▶ **Work to be completed**:
Your answer must be an exact transcription of the data, with every picture omitted.

▶ **Dataset content**:
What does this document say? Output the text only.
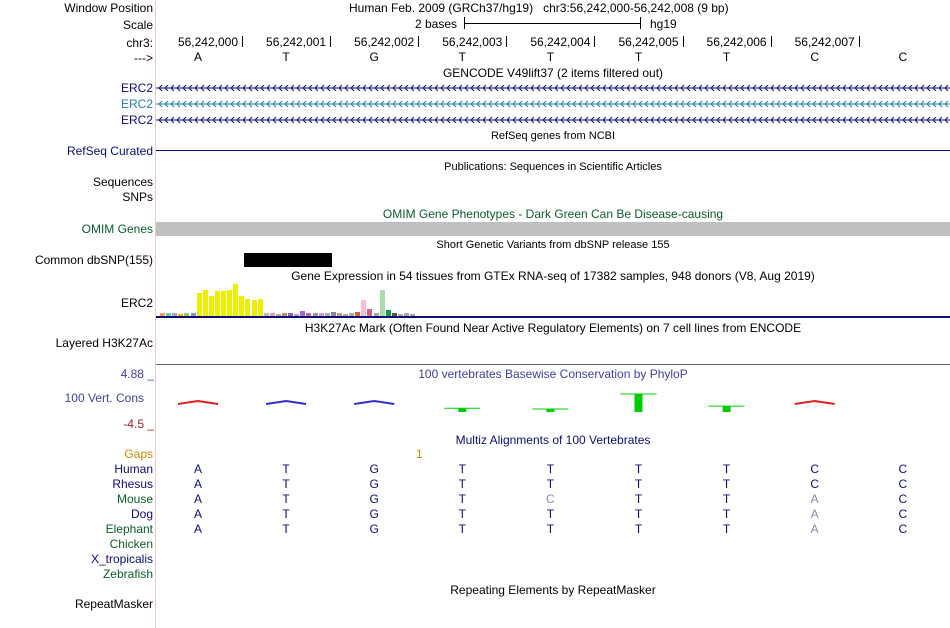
Window Position
Scale
chr3:
--->
Human Feb. 2009 (GRCh37/hg19) chr3:56,242,000-56,242,008 (9 bp)
2 bases	hg19
56,242,000 56,242,001 56,242,002 56,242,003 56,242,004 56,242,005 56,242,006 56,242,007
A	T	G	T	T	T	T	C	C
GENCODE V49lift37 (2 items filtered out)
ERC2
ERC2
ERC2
RefSeq genes from NCBI
RefSeq Curated
Publications: Sequences in Scientific Articles
Sequences
SNPs
OMIM Gene Phenotypes - Dark Green Can Be Disease-causing
OMIM Genes
Short Genetic Variants from dbSNP release 155
Common dbSNP(155)
Gene Expression in 54 tissues from GTEx RNA-seq of 17382 samples, 948 donors (V8, Aug 2019)
ERC2
H3K27Ac Mark (Often Found Near Active Regulatory Elements) on 7 cell lines from ENCODE
Layered H3K27Ac
100 vertebrates Basewise Conservation by PhyloP
4.88 _
100 Vert. Cons
-4.5 _
Multiz Alignments of 100 Vertebrates
Gaps	1
Human	A	T	G	T	T	T	T	C	C
Rhesus	A	T	G	T	T	T	T	C	C
Mouse	A	T	G	T	C	T	T	A	C
Dog	A	T	G	T	T	T	T	A	C
Elephant	A	T	G	T	T	T	T	A	C
Chicken
X_tropicalis
Zebrafish
Repeating Elements by RepeatMasker
RepeatMasker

▶ **Reply to the exercise**:
What does this document say? Output the text only.
Window Position
Scale
chr3:
--->
Human Feb. 2009 (GRCh37/hg19) chr3:56,242,000-56,242,008 (9 bp)
2 bases	hg19
56,242,000 56,242,001 56,242,002 56,242,003 56,242,004 56,242,005 56,242,006 56,242,007
A	T	G	T	T	T	T	C	C
GENCODE V49lift37 (2 items filtered out)
ERC2
ERC2
ERC2
RefSeq genes from NCBI
RefSeq Curated
Publications: Sequences in Scientific Articles
Sequences
SNPs
OMIM Gene Phenotypes - Dark Green Can Be Disease-causing
OMIM Genes
Short Genetic Variants from dbSNP release 155
Common dbSNP(155)
Gene Expression in 54 tissues from GTEx RNA-seq of 17382 samples, 948 donors (V8, Aug 2019)
ERC2
H3K27Ac Mark (Often Found Near Active Regulatory Elements) on 7 cell lines from ENCODE
Layered H3K27Ac
100 vertebrates Basewise Conservation by PhyloP
4.88 _
100 Vert. Cons
-4.5 _
Multiz Alignments of 100 Vertebrates
Gaps	1
Human	A	T	G	T	T	T	T	C	C
Rhesus	A	T	G	T	T	T	T	C	C
Mouse	A	T	G	T	C	T	T	A	C
Dog	A	T	G	T	T	T	T	A	C
Elephant	A	T	G	T	T	T	T	A	C
Chicken
X_tropicalis
Zebrafish
Repeating Elements by RepeatMasker
RepeatMasker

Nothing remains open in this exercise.